** START OF Dataset entries **

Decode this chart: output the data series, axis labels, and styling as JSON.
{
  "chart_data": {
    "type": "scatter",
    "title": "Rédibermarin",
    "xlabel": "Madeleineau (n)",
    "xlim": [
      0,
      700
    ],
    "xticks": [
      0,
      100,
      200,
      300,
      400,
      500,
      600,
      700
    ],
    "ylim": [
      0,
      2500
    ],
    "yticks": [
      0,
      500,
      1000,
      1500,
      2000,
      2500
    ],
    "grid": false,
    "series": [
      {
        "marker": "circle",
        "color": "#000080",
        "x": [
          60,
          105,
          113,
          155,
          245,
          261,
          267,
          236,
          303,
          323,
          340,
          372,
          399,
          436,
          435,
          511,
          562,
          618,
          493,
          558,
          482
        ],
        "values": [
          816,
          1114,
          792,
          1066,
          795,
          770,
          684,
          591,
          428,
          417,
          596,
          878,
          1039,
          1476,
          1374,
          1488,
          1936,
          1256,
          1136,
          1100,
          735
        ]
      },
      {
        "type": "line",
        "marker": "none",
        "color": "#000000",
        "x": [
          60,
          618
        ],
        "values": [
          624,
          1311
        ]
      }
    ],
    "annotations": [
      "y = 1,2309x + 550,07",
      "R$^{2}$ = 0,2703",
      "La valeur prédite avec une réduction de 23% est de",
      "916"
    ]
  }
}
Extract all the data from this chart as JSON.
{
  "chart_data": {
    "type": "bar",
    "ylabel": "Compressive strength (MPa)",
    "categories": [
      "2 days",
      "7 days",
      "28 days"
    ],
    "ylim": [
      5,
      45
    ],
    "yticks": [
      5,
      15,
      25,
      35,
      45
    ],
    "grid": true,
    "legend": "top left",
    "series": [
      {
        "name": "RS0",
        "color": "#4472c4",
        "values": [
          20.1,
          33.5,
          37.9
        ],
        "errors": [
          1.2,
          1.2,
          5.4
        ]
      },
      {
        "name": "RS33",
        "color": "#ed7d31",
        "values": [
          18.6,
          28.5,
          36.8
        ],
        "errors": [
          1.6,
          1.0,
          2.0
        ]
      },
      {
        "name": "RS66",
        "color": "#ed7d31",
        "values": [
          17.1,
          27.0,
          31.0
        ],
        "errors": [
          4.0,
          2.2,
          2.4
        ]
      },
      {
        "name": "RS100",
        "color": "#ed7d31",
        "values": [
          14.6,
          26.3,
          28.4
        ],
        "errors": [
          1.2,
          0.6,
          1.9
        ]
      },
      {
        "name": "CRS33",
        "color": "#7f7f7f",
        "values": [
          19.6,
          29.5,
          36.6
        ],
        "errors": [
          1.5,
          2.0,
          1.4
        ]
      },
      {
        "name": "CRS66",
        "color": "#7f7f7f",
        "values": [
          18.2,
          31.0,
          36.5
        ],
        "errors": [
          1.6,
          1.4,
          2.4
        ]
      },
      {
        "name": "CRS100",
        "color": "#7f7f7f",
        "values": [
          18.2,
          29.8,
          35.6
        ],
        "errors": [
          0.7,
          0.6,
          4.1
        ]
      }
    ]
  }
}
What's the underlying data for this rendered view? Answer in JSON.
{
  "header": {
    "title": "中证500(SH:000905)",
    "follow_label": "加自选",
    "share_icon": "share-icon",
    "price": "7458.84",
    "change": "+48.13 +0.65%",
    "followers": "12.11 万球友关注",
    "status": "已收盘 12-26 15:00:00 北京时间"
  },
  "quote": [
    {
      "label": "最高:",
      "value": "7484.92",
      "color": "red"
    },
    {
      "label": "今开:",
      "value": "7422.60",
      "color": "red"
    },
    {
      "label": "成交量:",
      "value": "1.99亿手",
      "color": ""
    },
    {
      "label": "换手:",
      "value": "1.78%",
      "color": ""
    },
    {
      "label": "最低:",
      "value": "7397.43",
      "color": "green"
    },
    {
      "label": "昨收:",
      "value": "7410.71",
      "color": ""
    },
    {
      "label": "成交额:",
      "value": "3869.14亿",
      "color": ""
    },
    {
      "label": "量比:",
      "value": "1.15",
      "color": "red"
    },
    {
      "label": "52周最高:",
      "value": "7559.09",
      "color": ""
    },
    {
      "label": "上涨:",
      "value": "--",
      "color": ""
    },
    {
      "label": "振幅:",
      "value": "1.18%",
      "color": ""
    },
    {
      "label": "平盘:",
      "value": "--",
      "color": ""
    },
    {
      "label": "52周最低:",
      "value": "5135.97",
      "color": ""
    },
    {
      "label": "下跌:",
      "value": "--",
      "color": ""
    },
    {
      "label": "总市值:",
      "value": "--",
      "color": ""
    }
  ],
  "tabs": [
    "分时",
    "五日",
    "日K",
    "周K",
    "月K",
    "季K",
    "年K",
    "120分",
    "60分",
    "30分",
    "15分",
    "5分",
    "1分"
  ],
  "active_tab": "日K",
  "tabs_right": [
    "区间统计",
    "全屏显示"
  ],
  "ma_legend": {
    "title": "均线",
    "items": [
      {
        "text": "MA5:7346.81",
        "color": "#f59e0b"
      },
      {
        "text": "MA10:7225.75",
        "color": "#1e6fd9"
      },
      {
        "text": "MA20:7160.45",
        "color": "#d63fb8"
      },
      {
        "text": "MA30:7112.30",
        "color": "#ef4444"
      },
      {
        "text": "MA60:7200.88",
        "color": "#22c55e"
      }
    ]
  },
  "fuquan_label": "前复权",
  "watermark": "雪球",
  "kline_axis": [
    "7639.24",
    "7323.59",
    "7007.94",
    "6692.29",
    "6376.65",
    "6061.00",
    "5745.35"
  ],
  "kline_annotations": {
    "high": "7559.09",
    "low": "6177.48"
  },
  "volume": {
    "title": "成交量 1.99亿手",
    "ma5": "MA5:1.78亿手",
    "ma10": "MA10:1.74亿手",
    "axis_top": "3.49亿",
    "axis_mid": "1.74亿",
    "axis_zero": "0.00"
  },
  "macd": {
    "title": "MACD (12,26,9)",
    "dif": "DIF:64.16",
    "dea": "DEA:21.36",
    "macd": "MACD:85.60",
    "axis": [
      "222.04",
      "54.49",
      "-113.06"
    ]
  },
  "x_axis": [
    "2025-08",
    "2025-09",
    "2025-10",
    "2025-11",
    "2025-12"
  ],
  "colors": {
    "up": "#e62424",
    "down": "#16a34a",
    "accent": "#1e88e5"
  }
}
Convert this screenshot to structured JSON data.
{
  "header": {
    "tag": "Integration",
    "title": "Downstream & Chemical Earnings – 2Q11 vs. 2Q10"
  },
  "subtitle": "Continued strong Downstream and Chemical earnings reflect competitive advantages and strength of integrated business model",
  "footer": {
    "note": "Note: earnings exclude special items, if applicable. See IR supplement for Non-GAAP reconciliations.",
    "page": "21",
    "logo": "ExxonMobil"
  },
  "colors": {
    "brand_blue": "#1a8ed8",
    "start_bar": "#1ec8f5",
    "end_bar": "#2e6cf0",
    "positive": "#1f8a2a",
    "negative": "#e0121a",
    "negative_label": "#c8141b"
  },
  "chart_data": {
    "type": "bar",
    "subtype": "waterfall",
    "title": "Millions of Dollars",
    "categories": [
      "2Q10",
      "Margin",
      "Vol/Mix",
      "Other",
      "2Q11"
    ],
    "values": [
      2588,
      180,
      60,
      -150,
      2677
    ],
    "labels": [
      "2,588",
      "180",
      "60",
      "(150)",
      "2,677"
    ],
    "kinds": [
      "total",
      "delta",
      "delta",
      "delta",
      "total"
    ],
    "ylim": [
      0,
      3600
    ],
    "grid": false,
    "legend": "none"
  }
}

** END OF Dataset entries **

Instruction
Scan the material above for the word "name". Copy each line where it occurs.

Task solution
        "name": "RS0",
        "name": "RS33",
        "name": "RS66",
        "name": "RS100",
        "name": "CRS33",
        "name": "CRS66",
        "name": "CRS100",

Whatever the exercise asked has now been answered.